**Objective**
Extract the whole listing as it stands. Do not include the pictures.

**Source material**
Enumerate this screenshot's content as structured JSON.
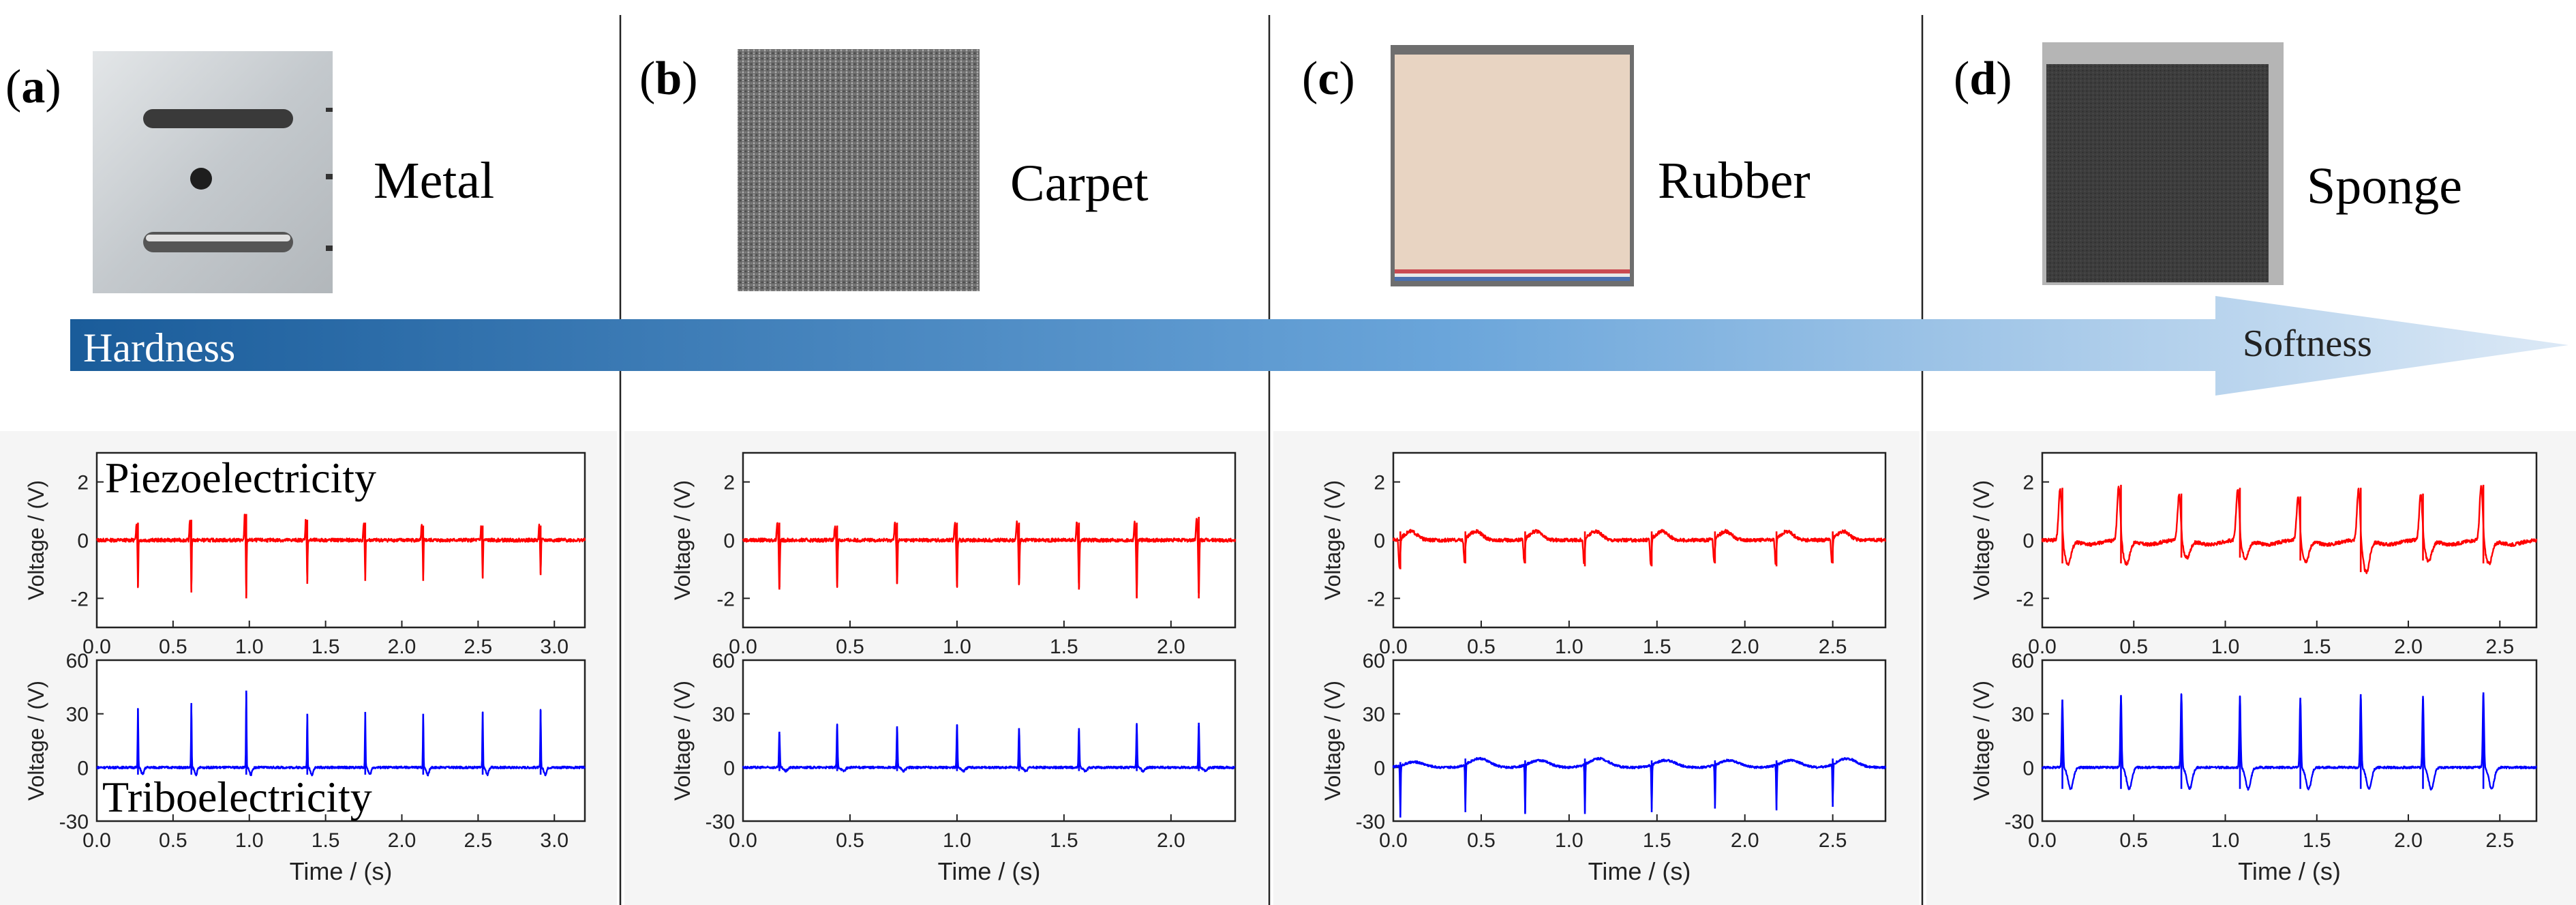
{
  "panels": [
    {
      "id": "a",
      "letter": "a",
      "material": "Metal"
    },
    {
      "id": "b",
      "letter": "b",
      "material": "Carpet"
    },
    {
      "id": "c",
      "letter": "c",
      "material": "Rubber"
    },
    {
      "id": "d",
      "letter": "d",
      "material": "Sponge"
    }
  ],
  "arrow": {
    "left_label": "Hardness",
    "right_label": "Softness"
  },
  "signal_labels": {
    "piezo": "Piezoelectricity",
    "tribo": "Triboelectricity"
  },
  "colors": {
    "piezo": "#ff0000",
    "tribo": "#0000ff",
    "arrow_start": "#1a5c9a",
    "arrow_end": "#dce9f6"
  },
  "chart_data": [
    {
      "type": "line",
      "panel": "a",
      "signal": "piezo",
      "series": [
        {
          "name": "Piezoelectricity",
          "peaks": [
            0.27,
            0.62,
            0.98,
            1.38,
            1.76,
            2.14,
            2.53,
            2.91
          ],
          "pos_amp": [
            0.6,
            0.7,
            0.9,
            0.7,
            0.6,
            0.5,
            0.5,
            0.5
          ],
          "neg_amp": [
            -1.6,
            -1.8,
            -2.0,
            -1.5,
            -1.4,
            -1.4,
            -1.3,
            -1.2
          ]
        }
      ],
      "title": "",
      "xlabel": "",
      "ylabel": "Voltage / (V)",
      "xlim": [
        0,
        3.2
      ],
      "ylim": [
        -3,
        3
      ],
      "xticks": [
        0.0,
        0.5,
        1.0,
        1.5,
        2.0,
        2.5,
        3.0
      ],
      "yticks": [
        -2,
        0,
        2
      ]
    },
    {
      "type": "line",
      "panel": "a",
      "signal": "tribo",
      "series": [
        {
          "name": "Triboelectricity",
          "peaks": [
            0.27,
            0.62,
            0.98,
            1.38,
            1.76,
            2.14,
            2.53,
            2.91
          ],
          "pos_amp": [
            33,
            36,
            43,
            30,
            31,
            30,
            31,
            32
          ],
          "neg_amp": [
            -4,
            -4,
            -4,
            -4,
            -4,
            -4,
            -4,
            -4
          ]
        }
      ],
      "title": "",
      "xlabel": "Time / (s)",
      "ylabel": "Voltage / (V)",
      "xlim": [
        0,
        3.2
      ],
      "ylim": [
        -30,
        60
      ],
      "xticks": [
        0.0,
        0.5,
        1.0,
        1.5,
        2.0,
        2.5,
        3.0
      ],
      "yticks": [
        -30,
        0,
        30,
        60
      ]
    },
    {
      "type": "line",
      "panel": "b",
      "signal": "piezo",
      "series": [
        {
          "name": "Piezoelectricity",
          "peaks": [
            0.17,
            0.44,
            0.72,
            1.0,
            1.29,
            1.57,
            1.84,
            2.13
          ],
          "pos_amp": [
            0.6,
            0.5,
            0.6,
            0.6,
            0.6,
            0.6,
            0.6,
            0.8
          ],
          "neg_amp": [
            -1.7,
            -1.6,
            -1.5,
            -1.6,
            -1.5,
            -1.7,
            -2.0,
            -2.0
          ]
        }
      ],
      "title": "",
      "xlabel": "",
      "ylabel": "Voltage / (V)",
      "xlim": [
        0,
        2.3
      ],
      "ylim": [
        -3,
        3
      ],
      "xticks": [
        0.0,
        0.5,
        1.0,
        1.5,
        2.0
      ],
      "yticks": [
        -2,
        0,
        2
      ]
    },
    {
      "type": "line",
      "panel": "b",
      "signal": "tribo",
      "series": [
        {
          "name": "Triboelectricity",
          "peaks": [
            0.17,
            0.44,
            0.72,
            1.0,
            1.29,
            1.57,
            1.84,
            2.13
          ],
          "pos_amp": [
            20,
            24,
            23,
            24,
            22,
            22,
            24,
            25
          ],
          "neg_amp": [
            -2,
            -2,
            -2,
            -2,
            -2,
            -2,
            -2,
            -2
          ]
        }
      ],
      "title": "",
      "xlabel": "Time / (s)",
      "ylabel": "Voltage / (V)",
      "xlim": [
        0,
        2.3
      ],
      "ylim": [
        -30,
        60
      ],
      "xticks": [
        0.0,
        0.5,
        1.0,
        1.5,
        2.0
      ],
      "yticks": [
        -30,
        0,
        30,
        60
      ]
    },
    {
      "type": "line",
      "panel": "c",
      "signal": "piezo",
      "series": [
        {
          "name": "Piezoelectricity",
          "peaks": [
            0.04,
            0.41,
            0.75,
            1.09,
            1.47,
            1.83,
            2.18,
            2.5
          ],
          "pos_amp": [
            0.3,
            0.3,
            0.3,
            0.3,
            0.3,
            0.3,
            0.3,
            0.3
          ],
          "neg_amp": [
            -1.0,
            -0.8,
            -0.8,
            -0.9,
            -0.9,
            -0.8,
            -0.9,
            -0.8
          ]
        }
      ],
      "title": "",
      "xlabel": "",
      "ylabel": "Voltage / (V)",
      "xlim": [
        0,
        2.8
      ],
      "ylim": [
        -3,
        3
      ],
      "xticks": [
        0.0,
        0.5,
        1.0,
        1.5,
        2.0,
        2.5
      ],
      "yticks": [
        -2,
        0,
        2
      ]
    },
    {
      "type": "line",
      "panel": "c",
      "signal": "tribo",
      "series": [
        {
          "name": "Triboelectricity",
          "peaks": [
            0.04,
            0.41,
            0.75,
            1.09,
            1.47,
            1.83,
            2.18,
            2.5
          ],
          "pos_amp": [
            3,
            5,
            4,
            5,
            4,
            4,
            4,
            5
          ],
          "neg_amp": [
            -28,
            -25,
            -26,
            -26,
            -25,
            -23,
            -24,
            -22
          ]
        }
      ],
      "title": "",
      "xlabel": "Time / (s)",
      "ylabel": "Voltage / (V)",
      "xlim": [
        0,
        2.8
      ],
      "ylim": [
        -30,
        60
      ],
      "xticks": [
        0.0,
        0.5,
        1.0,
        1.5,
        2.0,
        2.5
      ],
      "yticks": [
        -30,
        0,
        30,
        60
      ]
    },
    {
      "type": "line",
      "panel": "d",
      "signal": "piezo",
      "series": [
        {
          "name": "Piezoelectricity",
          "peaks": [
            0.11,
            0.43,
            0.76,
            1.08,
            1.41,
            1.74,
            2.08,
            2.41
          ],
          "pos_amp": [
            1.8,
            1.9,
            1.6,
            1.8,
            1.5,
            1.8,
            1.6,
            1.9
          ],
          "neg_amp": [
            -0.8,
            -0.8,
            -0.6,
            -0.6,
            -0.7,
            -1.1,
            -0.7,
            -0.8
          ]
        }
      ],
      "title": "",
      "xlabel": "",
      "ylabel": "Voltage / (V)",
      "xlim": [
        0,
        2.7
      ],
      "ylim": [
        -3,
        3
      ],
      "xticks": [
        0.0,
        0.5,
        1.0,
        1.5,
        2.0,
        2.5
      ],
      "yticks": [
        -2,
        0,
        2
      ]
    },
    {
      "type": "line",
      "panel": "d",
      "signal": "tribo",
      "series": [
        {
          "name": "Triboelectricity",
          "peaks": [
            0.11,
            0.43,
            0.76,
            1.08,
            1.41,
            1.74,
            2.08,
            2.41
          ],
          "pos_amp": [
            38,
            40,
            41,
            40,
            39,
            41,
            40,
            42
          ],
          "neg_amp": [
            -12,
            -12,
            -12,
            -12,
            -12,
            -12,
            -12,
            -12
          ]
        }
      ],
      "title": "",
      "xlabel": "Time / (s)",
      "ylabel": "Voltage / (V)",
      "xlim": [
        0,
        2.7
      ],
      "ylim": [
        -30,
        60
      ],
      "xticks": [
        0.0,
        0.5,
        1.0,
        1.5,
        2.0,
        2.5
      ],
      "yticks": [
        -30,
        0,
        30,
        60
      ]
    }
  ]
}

**Correct answer**
Enumerate this screenshot's content as structured JSON.
{
  "panels": [
    {
      "id": "a",
      "letter": "a",
      "material": "Metal"
    },
    {
      "id": "b",
      "letter": "b",
      "material": "Carpet"
    },
    {
      "id": "c",
      "letter": "c",
      "material": "Rubber"
    },
    {
      "id": "d",
      "letter": "d",
      "material": "Sponge"
    }
  ],
  "arrow": {
    "left_label": "Hardness",
    "right_label": "Softness"
  },
  "signal_labels": {
    "piezo": "Piezoelectricity",
    "tribo": "Triboelectricity"
  },
  "colors": {
    "piezo": "#ff0000",
    "tribo": "#0000ff",
    "arrow_start": "#1a5c9a",
    "arrow_end": "#dce9f6"
  },
  "chart_data": [
    {
      "type": "line",
      "panel": "a",
      "signal": "piezo",
      "series": [
        {
          "name": "Piezoelectricity",
          "peaks": [
            0.27,
            0.62,
            0.98,
            1.38,
            1.76,
            2.14,
            2.53,
            2.91
          ],
          "pos_amp": [
            0.6,
            0.7,
            0.9,
            0.7,
            0.6,
            0.5,
            0.5,
            0.5
          ],
          "neg_amp": [
            -1.6,
            -1.8,
            -2.0,
            -1.5,
            -1.4,
            -1.4,
            -1.3,
            -1.2
          ]
        }
      ],
      "title": "",
      "xlabel": "",
      "ylabel": "Voltage / (V)",
      "xlim": [
        0,
        3.2
      ],
      "ylim": [
        -3,
        3
      ],
      "xticks": [
        0.0,
        0.5,
        1.0,
        1.5,
        2.0,
        2.5,
        3.0
      ],
      "yticks": [
        -2,
        0,
        2
      ]
    },
    {
      "type": "line",
      "panel": "a",
      "signal": "tribo",
      "series": [
        {
          "name": "Triboelectricity",
          "peaks": [
            0.27,
            0.62,
            0.98,
            1.38,
            1.76,
            2.14,
            2.53,
            2.91
          ],
          "pos_amp": [
            33,
            36,
            43,
            30,
            31,
            30,
            31,
            32
          ],
          "neg_amp": [
            -4,
            -4,
            -4,
            -4,
            -4,
            -4,
            -4,
            -4
          ]
        }
      ],
      "title": "",
      "xlabel": "Time / (s)",
      "ylabel": "Voltage / (V)",
      "xlim": [
        0,
        3.2
      ],
      "ylim": [
        -30,
        60
      ],
      "xticks": [
        0.0,
        0.5,
        1.0,
        1.5,
        2.0,
        2.5,
        3.0
      ],
      "yticks": [
        -30,
        0,
        30,
        60
      ]
    },
    {
      "type": "line",
      "panel": "b",
      "signal": "piezo",
      "series": [
        {
          "name": "Piezoelectricity",
          "peaks": [
            0.17,
            0.44,
            0.72,
            1.0,
            1.29,
            1.57,
            1.84,
            2.13
          ],
          "pos_amp": [
            0.6,
            0.5,
            0.6,
            0.6,
            0.6,
            0.6,
            0.6,
            0.8
          ],
          "neg_amp": [
            -1.7,
            -1.6,
            -1.5,
            -1.6,
            -1.5,
            -1.7,
            -2.0,
            -2.0
          ]
        }
      ],
      "title": "",
      "xlabel": "",
      "ylabel": "Voltage / (V)",
      "xlim": [
        0,
        2.3
      ],
      "ylim": [
        -3,
        3
      ],
      "xticks": [
        0.0,
        0.5,
        1.0,
        1.5,
        2.0
      ],
      "yticks": [
        -2,
        0,
        2
      ]
    },
    {
      "type": "line",
      "panel": "b",
      "signal": "tribo",
      "series": [
        {
          "name": "Triboelectricity",
          "peaks": [
            0.17,
            0.44,
            0.72,
            1.0,
            1.29,
            1.57,
            1.84,
            2.13
          ],
          "pos_amp": [
            20,
            24,
            23,
            24,
            22,
            22,
            24,
            25
          ],
          "neg_amp": [
            -2,
            -2,
            -2,
            -2,
            -2,
            -2,
            -2,
            -2
          ]
        }
      ],
      "title": "",
      "xlabel": "Time / (s)",
      "ylabel": "Voltage / (V)",
      "xlim": [
        0,
        2.3
      ],
      "ylim": [
        -30,
        60
      ],
      "xticks": [
        0.0,
        0.5,
        1.0,
        1.5,
        2.0
      ],
      "yticks": [
        -30,
        0,
        30,
        60
      ]
    },
    {
      "type": "line",
      "panel": "c",
      "signal": "piezo",
      "series": [
        {
          "name": "Piezoelectricity",
          "peaks": [
            0.04,
            0.41,
            0.75,
            1.09,
            1.47,
            1.83,
            2.18,
            2.5
          ],
          "pos_amp": [
            0.3,
            0.3,
            0.3,
            0.3,
            0.3,
            0.3,
            0.3,
            0.3
          ],
          "neg_amp": [
            -1.0,
            -0.8,
            -0.8,
            -0.9,
            -0.9,
            -0.8,
            -0.9,
            -0.8
          ]
        }
      ],
      "title": "",
      "xlabel": "",
      "ylabel": "Voltage / (V)",
      "xlim": [
        0,
        2.8
      ],
      "ylim": [
        -3,
        3
      ],
      "xticks": [
        0.0,
        0.5,
        1.0,
        1.5,
        2.0,
        2.5
      ],
      "yticks": [
        -2,
        0,
        2
      ]
    },
    {
      "type": "line",
      "panel": "c",
      "signal": "tribo",
      "series": [
        {
          "name": "Triboelectricity",
          "peaks": [
            0.04,
            0.41,
            0.75,
            1.09,
            1.47,
            1.83,
            2.18,
            2.5
          ],
          "pos_amp": [
            3,
            5,
            4,
            5,
            4,
            4,
            4,
            5
          ],
          "neg_amp": [
            -28,
            -25,
            -26,
            -26,
            -25,
            -23,
            -24,
            -22
          ]
        }
      ],
      "title": "",
      "xlabel": "Time / (s)",
      "ylabel": "Voltage / (V)",
      "xlim": [
        0,
        2.8
      ],
      "ylim": [
        -30,
        60
      ],
      "xticks": [
        0.0,
        0.5,
        1.0,
        1.5,
        2.0,
        2.5
      ],
      "yticks": [
        -30,
        0,
        30,
        60
      ]
    },
    {
      "type": "line",
      "panel": "d",
      "signal": "piezo",
      "series": [
        {
          "name": "Piezoelectricity",
          "peaks": [
            0.11,
            0.43,
            0.76,
            1.08,
            1.41,
            1.74,
            2.08,
            2.41
          ],
          "pos_amp": [
            1.8,
            1.9,
            1.6,
            1.8,
            1.5,
            1.8,
            1.6,
            1.9
          ],
          "neg_amp": [
            -0.8,
            -0.8,
            -0.6,
            -0.6,
            -0.7,
            -1.1,
            -0.7,
            -0.8
          ]
        }
      ],
      "title": "",
      "xlabel": "",
      "ylabel": "Voltage / (V)",
      "xlim": [
        0,
        2.7
      ],
      "ylim": [
        -3,
        3
      ],
      "xticks": [
        0.0,
        0.5,
        1.0,
        1.5,
        2.0,
        2.5
      ],
      "yticks": [
        -2,
        0,
        2
      ]
    },
    {
      "type": "line",
      "panel": "d",
      "signal": "tribo",
      "series": [
        {
          "name": "Triboelectricity",
          "peaks": [
            0.11,
            0.43,
            0.76,
            1.08,
            1.41,
            1.74,
            2.08,
            2.41
          ],
          "pos_amp": [
            38,
            40,
            41,
            40,
            39,
            41,
            40,
            42
          ],
          "neg_amp": [
            -12,
            -12,
            -12,
            -12,
            -12,
            -12,
            -12,
            -12
          ]
        }
      ],
      "title": "",
      "xlabel": "Time / (s)",
      "ylabel": "Voltage / (V)",
      "xlim": [
        0,
        2.7
      ],
      "ylim": [
        -30,
        60
      ],
      "xticks": [
        0.0,
        0.5,
        1.0,
        1.5,
        2.0,
        2.5
      ],
      "yticks": [
        -30,
        0,
        30,
        60
      ]
    }
  ]
}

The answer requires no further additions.